Saved entries

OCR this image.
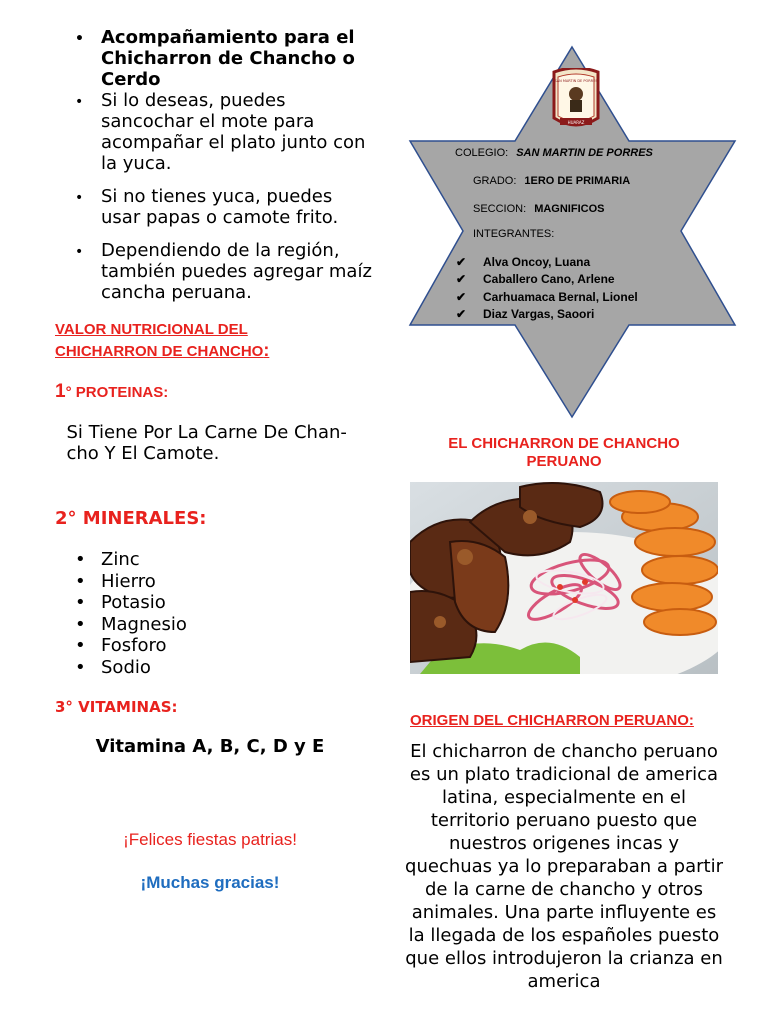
• Acompañamiento para el Chicharron de Chancho o Cerdo
• Si lo deseas, puedes sancochar el mote para acompañar el plato junto con la yuca.
• Si no tienes yuca, puedes usar papas o camote frito.
• Dependiendo de la región, también puedes agregar maíz cancha peruana.
VALOR NUTRICIONAL DEL
CHICHARRON DE CHANCHO:
1° PROTEINAS:
Si Tiene Por La Carne De Chan-
cho Y El Camote.
2° MINERALES:
• Zinc
• Hierro
• Potasio
• Magnesio
• Fosforo
• Sodio
3° VITAMINAS:
Vitamina A, B, C, D y E
¡Felices fiestas patrias!
¡Muchas gracias!
HUARAZ
SAN MARTIN DE PORRES
COLEGIO: SAN MARTIN DE PORRES
GRADO: 1ERO DE PRIMARIA
SECCION: MAGNIFICOS
INTEGRANTES:
✔ Alva Oncoy, Luana
✔ Caballero Cano, Arlene
✔ Carhuamaca Bernal, Lionel
✔ Diaz Vargas, Saoori
EL CHICHARRON DE CHANCHO PERUANO
ORIGEN DEL CHICHARRON PERUANO:
El chicharron de chancho peruano es un plato tradicional de america latina, especialmente en el territorio peruano puesto que nuestros origenes incas y quechuas ya lo preparaban a partir de la carne de chancho y otros animales. Una parte influyente es la llegada de los españoles puesto que ellos introdujeron la crianza en america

▶ **PROBLEM STATEMENT**
Transcribe all entries above exactly. Drop the pictures.

▶ **ANSWER TO THIS EXERCISE**
OCR this image.
• Acompañamiento para el Chicharron de Chancho o Cerdo
• Si lo deseas, puedes sancochar el mote para acompañar el plato junto con la yuca.
• Si no tienes yuca, puedes usar papas o camote frito.
• Dependiendo de la región, también puedes agregar maíz cancha peruana.
VALOR NUTRICIONAL DEL
CHICHARRON DE CHANCHO:
1° PROTEINAS:
Si Tiene Por La Carne De Chan-
cho Y El Camote.
2° MINERALES:
• Zinc
• Hierro
• Potasio
• Magnesio
• Fosforo
• Sodio
3° VITAMINAS:
Vitamina A, B, C, D y E
¡Felices fiestas patrias!
¡Muchas gracias!
HUARAZ
SAN MARTIN DE PORRES
COLEGIO: SAN MARTIN DE PORRES
GRADO: 1ERO DE PRIMARIA
SECCION: MAGNIFICOS
INTEGRANTES:
✔ Alva Oncoy, Luana
✔ Caballero Cano, Arlene
✔ Carhuamaca Bernal, Lionel
✔ Diaz Vargas, Saoori
EL CHICHARRON DE CHANCHO PERUANO
ORIGEN DEL CHICHARRON PERUANO:
El chicharron de chancho peruano es un plato tradicional de america latina, especialmente en el territorio peruano puesto que nuestros origenes incas y quechuas ya lo preparaban a partir de la carne de chancho y otros animales. Una parte influyente es la llegada de los españoles puesto que ellos introdujeron la crianza en america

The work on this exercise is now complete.